Give the number of lines holding the string "this" and nothing more.

_GIVEN INFORMATION_
== == ==
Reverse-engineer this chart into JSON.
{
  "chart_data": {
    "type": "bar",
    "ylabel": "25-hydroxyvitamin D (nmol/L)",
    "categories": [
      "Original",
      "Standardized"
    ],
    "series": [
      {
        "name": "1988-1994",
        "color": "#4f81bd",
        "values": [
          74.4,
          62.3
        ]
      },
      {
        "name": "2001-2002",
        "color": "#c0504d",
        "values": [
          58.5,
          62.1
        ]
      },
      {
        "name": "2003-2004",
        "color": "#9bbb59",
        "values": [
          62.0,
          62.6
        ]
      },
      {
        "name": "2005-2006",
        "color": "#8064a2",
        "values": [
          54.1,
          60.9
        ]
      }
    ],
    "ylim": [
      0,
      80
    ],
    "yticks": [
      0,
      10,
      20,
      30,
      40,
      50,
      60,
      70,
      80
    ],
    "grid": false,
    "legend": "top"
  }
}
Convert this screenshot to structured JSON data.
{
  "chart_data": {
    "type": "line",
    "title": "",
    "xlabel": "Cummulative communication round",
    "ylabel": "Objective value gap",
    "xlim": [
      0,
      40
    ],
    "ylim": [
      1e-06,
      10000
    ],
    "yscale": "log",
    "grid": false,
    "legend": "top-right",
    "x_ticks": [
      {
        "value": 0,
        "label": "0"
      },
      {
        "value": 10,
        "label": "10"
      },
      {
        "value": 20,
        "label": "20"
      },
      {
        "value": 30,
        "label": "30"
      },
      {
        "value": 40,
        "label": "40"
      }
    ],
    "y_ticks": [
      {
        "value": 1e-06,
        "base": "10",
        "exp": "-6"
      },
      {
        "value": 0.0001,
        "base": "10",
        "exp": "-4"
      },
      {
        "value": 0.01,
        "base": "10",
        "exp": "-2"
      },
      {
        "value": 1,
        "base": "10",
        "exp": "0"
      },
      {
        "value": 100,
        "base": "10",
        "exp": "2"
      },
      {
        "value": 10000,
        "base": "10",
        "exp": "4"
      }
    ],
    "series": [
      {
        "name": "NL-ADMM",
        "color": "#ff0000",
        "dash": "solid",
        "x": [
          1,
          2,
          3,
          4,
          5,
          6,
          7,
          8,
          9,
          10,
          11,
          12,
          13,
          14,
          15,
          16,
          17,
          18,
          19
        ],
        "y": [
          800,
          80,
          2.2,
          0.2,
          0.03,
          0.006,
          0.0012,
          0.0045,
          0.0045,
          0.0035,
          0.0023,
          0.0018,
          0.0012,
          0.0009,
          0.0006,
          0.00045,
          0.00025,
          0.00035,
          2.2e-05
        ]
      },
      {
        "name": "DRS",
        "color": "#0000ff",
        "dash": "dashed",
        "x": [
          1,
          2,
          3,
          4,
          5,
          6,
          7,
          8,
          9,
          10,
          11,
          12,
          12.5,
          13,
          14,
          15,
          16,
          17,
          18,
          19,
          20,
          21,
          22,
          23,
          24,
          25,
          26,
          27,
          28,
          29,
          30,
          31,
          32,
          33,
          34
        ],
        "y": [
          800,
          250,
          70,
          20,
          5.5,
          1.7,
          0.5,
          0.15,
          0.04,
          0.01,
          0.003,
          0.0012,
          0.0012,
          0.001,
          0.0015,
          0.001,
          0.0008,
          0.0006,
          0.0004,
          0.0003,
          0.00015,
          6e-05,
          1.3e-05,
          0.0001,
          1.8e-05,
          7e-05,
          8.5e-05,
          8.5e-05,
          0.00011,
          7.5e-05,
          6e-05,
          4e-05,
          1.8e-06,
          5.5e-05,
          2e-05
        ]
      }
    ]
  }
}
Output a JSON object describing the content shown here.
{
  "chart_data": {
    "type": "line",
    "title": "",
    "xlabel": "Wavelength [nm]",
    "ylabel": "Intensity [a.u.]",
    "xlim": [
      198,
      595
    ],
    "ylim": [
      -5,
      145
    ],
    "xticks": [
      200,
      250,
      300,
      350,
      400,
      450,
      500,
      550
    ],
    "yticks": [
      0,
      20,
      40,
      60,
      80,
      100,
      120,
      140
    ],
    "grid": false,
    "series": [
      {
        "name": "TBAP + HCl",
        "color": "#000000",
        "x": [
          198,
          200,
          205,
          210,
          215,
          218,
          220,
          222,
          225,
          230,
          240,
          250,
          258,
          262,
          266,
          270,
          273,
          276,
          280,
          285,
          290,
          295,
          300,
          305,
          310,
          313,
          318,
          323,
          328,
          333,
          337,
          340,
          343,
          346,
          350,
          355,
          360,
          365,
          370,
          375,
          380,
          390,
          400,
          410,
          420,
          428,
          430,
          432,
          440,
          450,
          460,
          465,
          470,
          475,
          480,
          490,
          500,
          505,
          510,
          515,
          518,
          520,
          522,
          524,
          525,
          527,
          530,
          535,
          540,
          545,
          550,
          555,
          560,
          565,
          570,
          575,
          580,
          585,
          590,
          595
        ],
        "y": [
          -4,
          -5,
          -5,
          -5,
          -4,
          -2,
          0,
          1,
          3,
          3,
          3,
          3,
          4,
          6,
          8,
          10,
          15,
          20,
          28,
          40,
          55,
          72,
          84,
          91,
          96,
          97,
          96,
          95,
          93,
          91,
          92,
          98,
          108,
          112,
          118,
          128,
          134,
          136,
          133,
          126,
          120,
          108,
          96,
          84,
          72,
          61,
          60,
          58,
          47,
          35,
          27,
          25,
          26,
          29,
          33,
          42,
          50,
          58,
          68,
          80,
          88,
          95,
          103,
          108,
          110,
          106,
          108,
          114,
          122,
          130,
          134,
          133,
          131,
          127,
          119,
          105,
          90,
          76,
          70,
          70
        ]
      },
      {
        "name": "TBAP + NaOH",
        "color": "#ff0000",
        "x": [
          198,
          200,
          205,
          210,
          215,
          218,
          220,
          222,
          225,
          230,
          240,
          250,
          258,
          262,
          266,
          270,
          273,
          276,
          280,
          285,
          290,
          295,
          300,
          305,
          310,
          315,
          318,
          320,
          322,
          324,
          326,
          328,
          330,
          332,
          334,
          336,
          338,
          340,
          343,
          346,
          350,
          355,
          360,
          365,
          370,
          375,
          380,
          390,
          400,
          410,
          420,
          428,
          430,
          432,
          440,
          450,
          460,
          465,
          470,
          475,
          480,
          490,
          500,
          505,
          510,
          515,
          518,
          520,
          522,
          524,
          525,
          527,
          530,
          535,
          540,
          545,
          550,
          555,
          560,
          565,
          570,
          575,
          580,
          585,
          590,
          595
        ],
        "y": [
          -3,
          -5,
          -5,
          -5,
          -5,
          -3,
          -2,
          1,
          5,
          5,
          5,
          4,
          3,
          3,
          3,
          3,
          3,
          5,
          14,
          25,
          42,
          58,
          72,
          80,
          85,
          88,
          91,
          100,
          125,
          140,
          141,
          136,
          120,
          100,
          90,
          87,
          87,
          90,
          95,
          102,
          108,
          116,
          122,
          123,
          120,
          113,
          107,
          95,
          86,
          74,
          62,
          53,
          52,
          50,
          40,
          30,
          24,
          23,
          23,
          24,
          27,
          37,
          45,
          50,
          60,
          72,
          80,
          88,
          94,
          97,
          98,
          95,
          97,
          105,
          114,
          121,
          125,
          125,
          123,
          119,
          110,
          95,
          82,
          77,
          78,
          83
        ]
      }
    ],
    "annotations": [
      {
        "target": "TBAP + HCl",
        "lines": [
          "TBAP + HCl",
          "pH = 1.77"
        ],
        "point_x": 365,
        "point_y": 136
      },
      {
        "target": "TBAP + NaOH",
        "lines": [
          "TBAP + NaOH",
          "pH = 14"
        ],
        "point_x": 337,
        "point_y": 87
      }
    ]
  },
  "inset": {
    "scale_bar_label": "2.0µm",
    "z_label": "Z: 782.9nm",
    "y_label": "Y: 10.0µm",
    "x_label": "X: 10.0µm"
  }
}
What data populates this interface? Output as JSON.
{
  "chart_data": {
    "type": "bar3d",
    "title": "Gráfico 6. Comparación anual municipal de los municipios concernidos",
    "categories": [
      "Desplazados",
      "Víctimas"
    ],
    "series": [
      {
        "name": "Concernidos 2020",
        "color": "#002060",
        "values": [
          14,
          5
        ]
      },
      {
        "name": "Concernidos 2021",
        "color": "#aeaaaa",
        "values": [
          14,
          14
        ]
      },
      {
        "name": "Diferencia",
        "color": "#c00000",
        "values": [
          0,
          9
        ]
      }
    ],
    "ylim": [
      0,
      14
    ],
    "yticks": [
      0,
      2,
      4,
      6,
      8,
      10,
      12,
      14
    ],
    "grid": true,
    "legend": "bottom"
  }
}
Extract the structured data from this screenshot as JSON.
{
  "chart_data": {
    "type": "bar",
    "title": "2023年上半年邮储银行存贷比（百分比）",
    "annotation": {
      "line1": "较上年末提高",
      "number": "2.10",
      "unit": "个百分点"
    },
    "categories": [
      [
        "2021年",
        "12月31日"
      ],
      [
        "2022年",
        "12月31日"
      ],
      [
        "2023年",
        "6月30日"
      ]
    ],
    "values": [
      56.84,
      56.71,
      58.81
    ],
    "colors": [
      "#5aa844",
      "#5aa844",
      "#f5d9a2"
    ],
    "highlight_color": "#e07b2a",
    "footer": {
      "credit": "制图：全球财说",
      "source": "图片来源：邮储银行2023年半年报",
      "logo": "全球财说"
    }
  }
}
== == ==
_ANSWER TO THE EXERCISE_
4